Your objective
Look through the material and tally each line bearing the word "Probability". Give only the total.

The records
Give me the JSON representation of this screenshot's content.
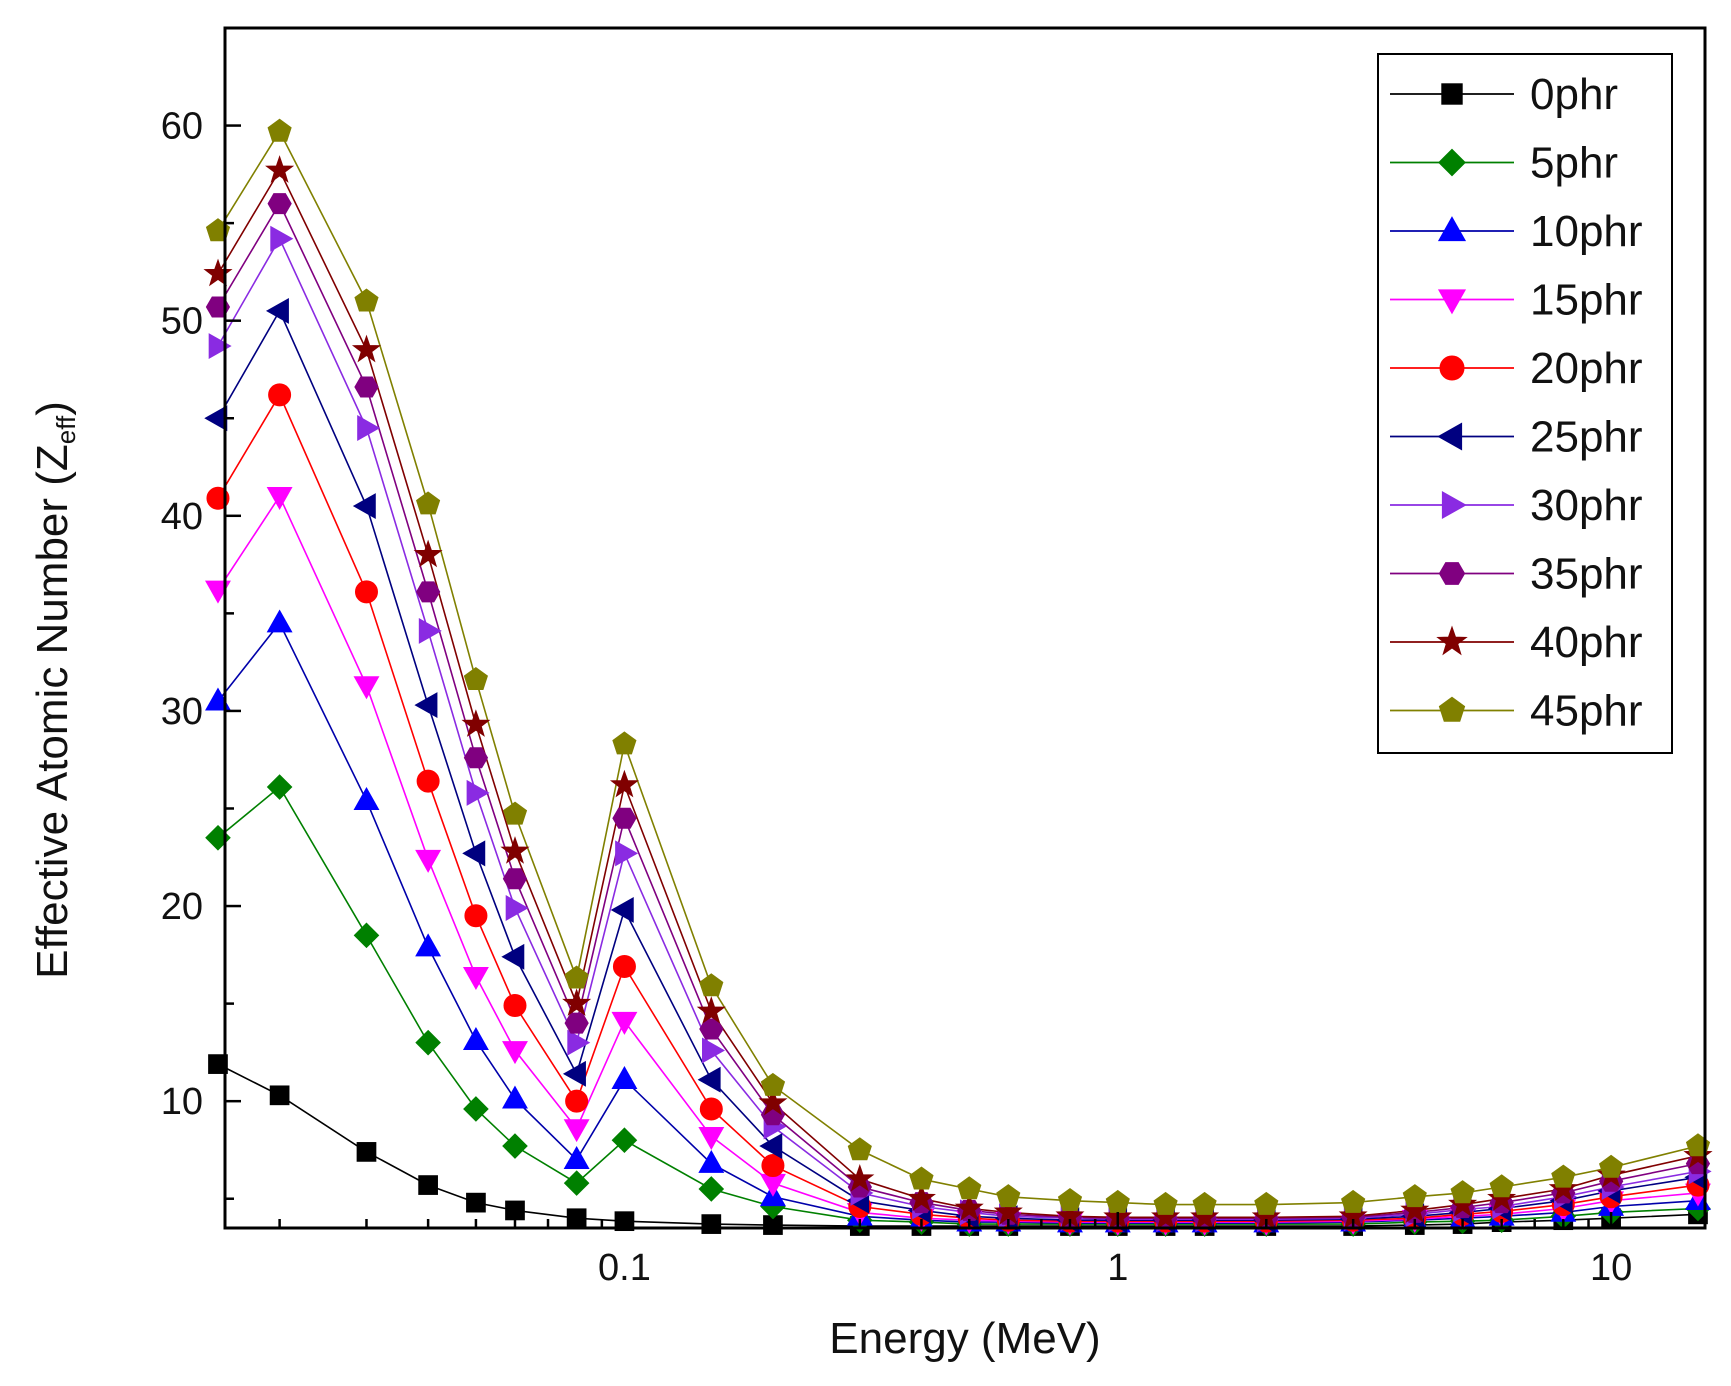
{
  "chart_data": {
    "type": "line",
    "title": "",
    "xlabel": "Energy (MeV)",
    "ylabel_main": "Effective Atomic Number (Z",
    "ylabel_sub": "eff",
    "ylabel_close": ")",
    "xscale": "log",
    "xlim": [
      0.0155,
      15.5
    ],
    "ylim": [
      3.5,
      65
    ],
    "xticks": [
      {
        "value": 0.1,
        "label": "0.1"
      },
      {
        "value": 1,
        "label": "1"
      },
      {
        "value": 10,
        "label": "10"
      }
    ],
    "yticks": [
      {
        "value": 10,
        "label": "10"
      },
      {
        "value": 20,
        "label": "20"
      },
      {
        "value": 30,
        "label": "30"
      },
      {
        "value": 40,
        "label": "40"
      },
      {
        "value": 50,
        "label": "50"
      },
      {
        "value": 60,
        "label": "60"
      }
    ],
    "legend_position": "top-right",
    "x": [
      0.015,
      0.02,
      0.03,
      0.04,
      0.05,
      0.06,
      0.08,
      0.1,
      0.15,
      0.2,
      0.3,
      0.4,
      0.5,
      0.6,
      0.8,
      1,
      1.25,
      1.5,
      2,
      3,
      4,
      5,
      6,
      8,
      10,
      15
    ],
    "series": [
      {
        "name": "0phr",
        "marker": "square",
        "color": "#000000",
        "line_color": "#000000",
        "values": [
          11.9,
          10.3,
          7.4,
          5.7,
          4.8,
          4.4,
          4.0,
          3.85,
          3.7,
          3.65,
          3.6,
          3.6,
          3.6,
          3.6,
          3.6,
          3.6,
          3.6,
          3.6,
          3.6,
          3.6,
          3.65,
          3.7,
          3.8,
          3.9,
          4.0,
          4.2
        ]
      },
      {
        "name": "5phr",
        "marker": "diamond",
        "color": "#008000",
        "line_color": "#008000",
        "values": [
          23.5,
          26.1,
          18.5,
          13.0,
          9.6,
          7.7,
          5.8,
          8.0,
          5.5,
          4.6,
          3.9,
          3.8,
          3.7,
          3.7,
          3.7,
          3.7,
          3.7,
          3.7,
          3.7,
          3.7,
          3.8,
          3.85,
          3.9,
          4.1,
          4.3,
          4.5
        ]
      },
      {
        "name": "10phr",
        "marker": "triangle-up",
        "color": "#0000ff",
        "line_color": "#0000aa",
        "values": [
          30.5,
          34.5,
          25.4,
          17.9,
          13.1,
          10.1,
          7.0,
          11.1,
          6.8,
          5.1,
          4.1,
          3.9,
          3.8,
          3.8,
          3.75,
          3.75,
          3.75,
          3.75,
          3.75,
          3.8,
          3.9,
          4.0,
          4.1,
          4.3,
          4.6,
          4.9
        ]
      },
      {
        "name": "15phr",
        "marker": "triangle-down",
        "color": "#ff00ff",
        "line_color": "#ff00ff",
        "values": [
          36.2,
          41.0,
          31.3,
          22.4,
          16.4,
          12.6,
          8.6,
          14.1,
          8.2,
          5.8,
          4.3,
          4.0,
          3.9,
          3.85,
          3.8,
          3.8,
          3.8,
          3.8,
          3.8,
          3.85,
          3.95,
          4.1,
          4.2,
          4.5,
          4.9,
          5.3
        ]
      },
      {
        "name": "20phr",
        "marker": "circle",
        "color": "#ff0000",
        "line_color": "#ff0000",
        "values": [
          40.9,
          46.2,
          36.1,
          26.4,
          19.5,
          14.9,
          10.0,
          16.9,
          9.6,
          6.7,
          4.6,
          4.2,
          4.0,
          3.9,
          3.85,
          3.85,
          3.85,
          3.85,
          3.85,
          3.9,
          4.0,
          4.2,
          4.35,
          4.7,
          5.1,
          5.7
        ]
      },
      {
        "name": "25phr",
        "marker": "triangle-left",
        "color": "#000080",
        "line_color": "#000080",
        "values": [
          45.0,
          50.5,
          40.5,
          30.3,
          22.7,
          17.4,
          11.4,
          19.8,
          11.1,
          7.7,
          4.9,
          4.4,
          4.1,
          4.0,
          3.9,
          3.9,
          3.9,
          3.9,
          3.9,
          3.95,
          4.1,
          4.3,
          4.5,
          4.9,
          5.4,
          6.1
        ]
      },
      {
        "name": "30phr",
        "marker": "triangle-right",
        "color": "#8a2be2",
        "line_color": "#8a2be2",
        "values": [
          48.7,
          54.2,
          44.5,
          34.1,
          25.8,
          19.9,
          13.0,
          22.7,
          12.6,
          8.7,
          5.3,
          4.6,
          4.3,
          4.1,
          4.0,
          3.95,
          3.95,
          3.95,
          3.95,
          4.0,
          4.2,
          4.45,
          4.6,
          5.1,
          5.6,
          6.4
        ]
      },
      {
        "name": "35phr",
        "marker": "hexagon",
        "color": "#800080",
        "line_color": "#800080",
        "values": [
          50.7,
          56.0,
          46.6,
          36.1,
          27.6,
          21.4,
          14.0,
          24.5,
          13.7,
          9.3,
          5.6,
          4.8,
          4.4,
          4.2,
          4.05,
          4.0,
          4.0,
          4.0,
          4.0,
          4.05,
          4.3,
          4.55,
          4.8,
          5.3,
          5.9,
          6.8
        ]
      },
      {
        "name": "40phr",
        "marker": "star",
        "color": "#800000",
        "line_color": "#800000",
        "values": [
          52.4,
          57.7,
          48.5,
          38.0,
          29.3,
          22.8,
          15.0,
          26.2,
          14.6,
          9.9,
          6.0,
          5.0,
          4.5,
          4.3,
          4.1,
          4.05,
          4.05,
          4.05,
          4.05,
          4.1,
          4.4,
          4.7,
          5.0,
          5.5,
          6.2,
          7.2
        ]
      },
      {
        "name": "45phr",
        "marker": "pentagon",
        "color": "#808000",
        "line_color": "#808000",
        "values": [
          54.6,
          59.7,
          51.0,
          40.6,
          31.6,
          24.7,
          16.3,
          28.3,
          15.9,
          10.8,
          7.5,
          6.0,
          5.5,
          5.1,
          4.9,
          4.8,
          4.7,
          4.7,
          4.7,
          4.8,
          5.1,
          5.3,
          5.6,
          6.1,
          6.6,
          7.7
        ]
      }
    ]
  }
}
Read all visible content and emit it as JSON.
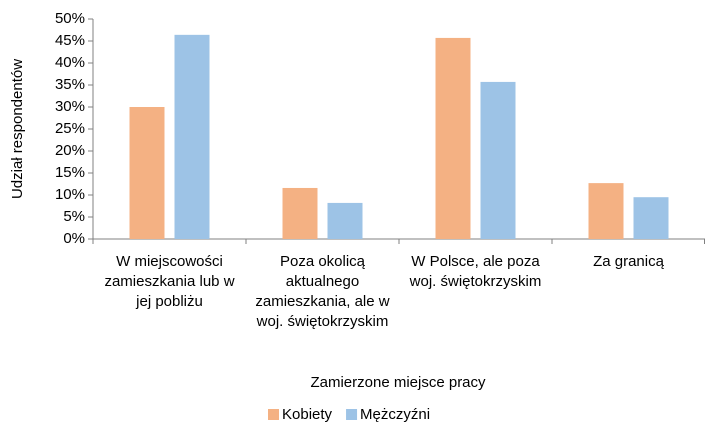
{
  "chart_data": {
    "type": "bar",
    "x_label": "Zamierzone miejsce pracy",
    "y_label": "Udział respondentów",
    "categories": [
      "W miejscowości zamieszkania lub w jej pobliżu",
      "Poza okolicą aktualnego zamieszkania, ale w woj. świętokrzyskim",
      "W Polsce, ale poza woj. świętokrzyskim",
      "Za granicą"
    ],
    "series": [
      {
        "name": "Kobiety",
        "color": "#f4b183",
        "values": [
          30.0,
          11.6,
          45.7,
          12.7
        ]
      },
      {
        "name": "Mężczyźni",
        "color": "#9dc3e6",
        "values": [
          46.4,
          8.2,
          35.7,
          9.5
        ]
      }
    ],
    "ylim": [
      0,
      50
    ],
    "yticks": [
      {
        "value": 0,
        "label": "0%"
      },
      {
        "value": 5,
        "label": "5%"
      },
      {
        "value": 10,
        "label": "10%"
      },
      {
        "value": 15,
        "label": "15%"
      },
      {
        "value": 20,
        "label": "20%"
      },
      {
        "value": 25,
        "label": "25%"
      },
      {
        "value": 30,
        "label": "30%"
      },
      {
        "value": 35,
        "label": "35%"
      },
      {
        "value": 40,
        "label": "40%"
      },
      {
        "value": 45,
        "label": "45%"
      },
      {
        "value": 50,
        "label": "50%"
      }
    ],
    "grid": false,
    "legend": "bottom"
  }
}
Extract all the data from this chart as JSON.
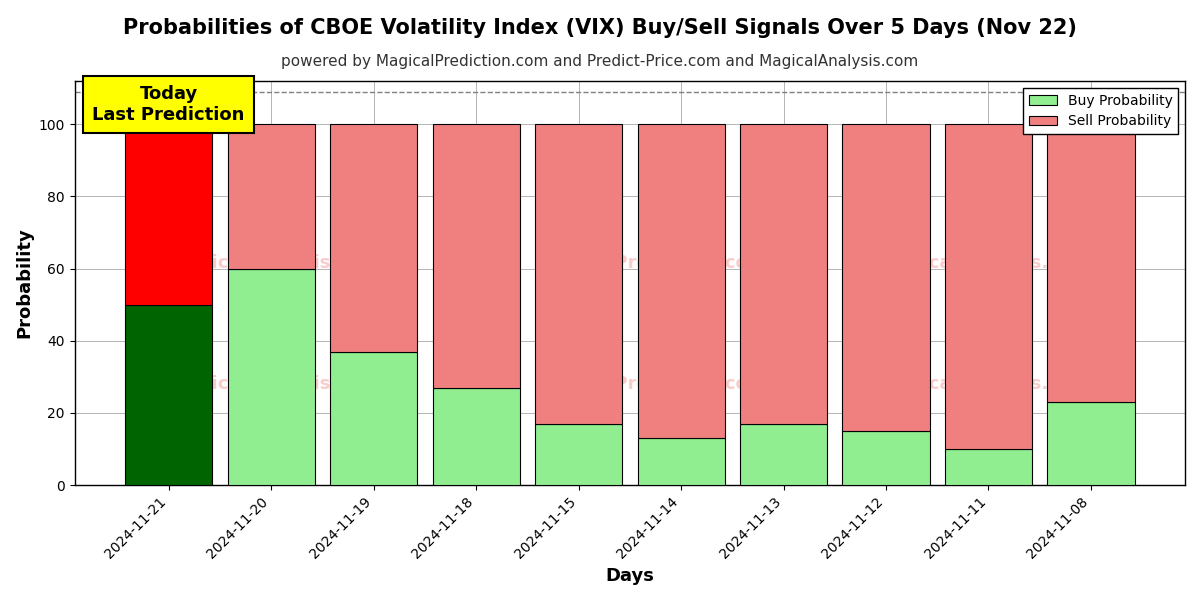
{
  "title": "Probabilities of CBOE Volatility Index (VIX) Buy/Sell Signals Over 5 Days (Nov 22)",
  "subtitle": "powered by MagicalPrediction.com and Predict-Price.com and MagicalAnalysis.com",
  "xlabel": "Days",
  "ylabel": "Probability",
  "categories": [
    "2024-11-21",
    "2024-11-20",
    "2024-11-19",
    "2024-11-18",
    "2024-11-15",
    "2024-11-14",
    "2024-11-13",
    "2024-11-12",
    "2024-11-11",
    "2024-11-08"
  ],
  "buy_values": [
    50,
    60,
    37,
    27,
    17,
    13,
    17,
    15,
    10,
    23
  ],
  "sell_values": [
    50,
    40,
    63,
    73,
    83,
    87,
    83,
    85,
    90,
    77
  ],
  "buy_colors": [
    "#006400",
    "#90EE90",
    "#90EE90",
    "#90EE90",
    "#90EE90",
    "#90EE90",
    "#90EE90",
    "#90EE90",
    "#90EE90",
    "#90EE90"
  ],
  "sell_colors": [
    "#FF0000",
    "#F08080",
    "#F08080",
    "#F08080",
    "#F08080",
    "#F08080",
    "#F08080",
    "#F08080",
    "#F08080",
    "#F08080"
  ],
  "today_annotation": "Today\nLast Prediction",
  "today_bg_color": "#FFFF00",
  "today_text_color": "#000000",
  "legend_buy_label": "Buy Probability",
  "legend_sell_label": "Sell Probability",
  "legend_buy_color": "#90EE90",
  "legend_sell_color": "#F08080",
  "ylim": [
    0,
    112
  ],
  "yticks": [
    0,
    20,
    40,
    60,
    80,
    100
  ],
  "dashed_line_y": 109,
  "background_color": "#ffffff",
  "grid_color": "#aaaaaa",
  "title_fontsize": 15,
  "subtitle_fontsize": 11,
  "axis_label_fontsize": 13,
  "tick_fontsize": 10,
  "bar_width": 0.85
}
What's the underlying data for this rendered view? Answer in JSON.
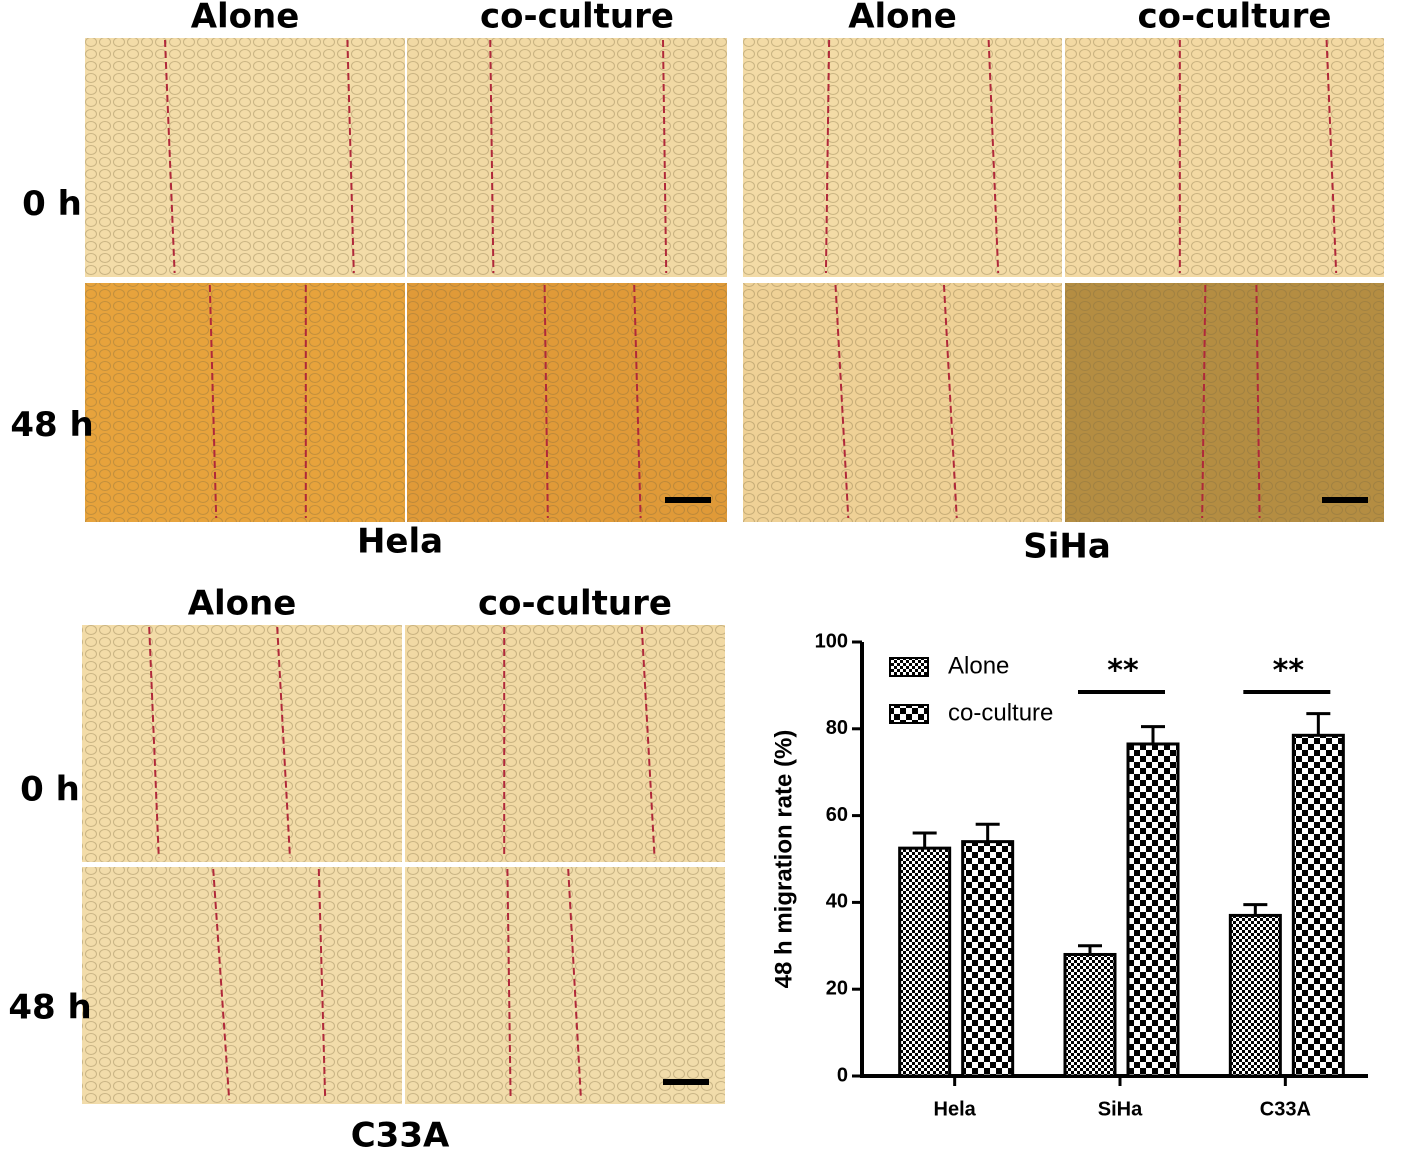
{
  "panels": [
    {
      "title": "Hela",
      "columns": [
        "Alone",
        "co-culture"
      ],
      "rows": [
        "0 h",
        "48 h"
      ]
    },
    {
      "title": "SiHa",
      "columns": [
        "Alone",
        "co-culture"
      ]
    },
    {
      "title": "C33A",
      "columns": [
        "Alone",
        "co-culture"
      ],
      "rows": [
        "0 h",
        "48 h"
      ]
    }
  ],
  "chart_data": {
    "type": "bar",
    "ylabel": "48 h migration rate (%)",
    "categories": [
      "Hela",
      "SiHa",
      "C33A"
    ],
    "series": [
      {
        "name": "Alone",
        "color": "#000000",
        "pattern": "fine-check",
        "values": [
          52.5,
          28,
          37
        ],
        "errors": [
          3.5,
          2,
          2.5
        ]
      },
      {
        "name": "co-culture",
        "color": "#000000",
        "pattern": "coarse-check",
        "values": [
          54,
          76.5,
          78.5
        ],
        "errors": [
          4,
          4,
          5
        ]
      }
    ],
    "ylim": [
      0,
      100
    ],
    "yticks": [
      0,
      20,
      40,
      60,
      80,
      100
    ],
    "legend": "upper left",
    "annotations": [
      {
        "x": "SiHa",
        "text": "**"
      },
      {
        "x": "C33A",
        "text": "**"
      }
    ]
  }
}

Final answer
3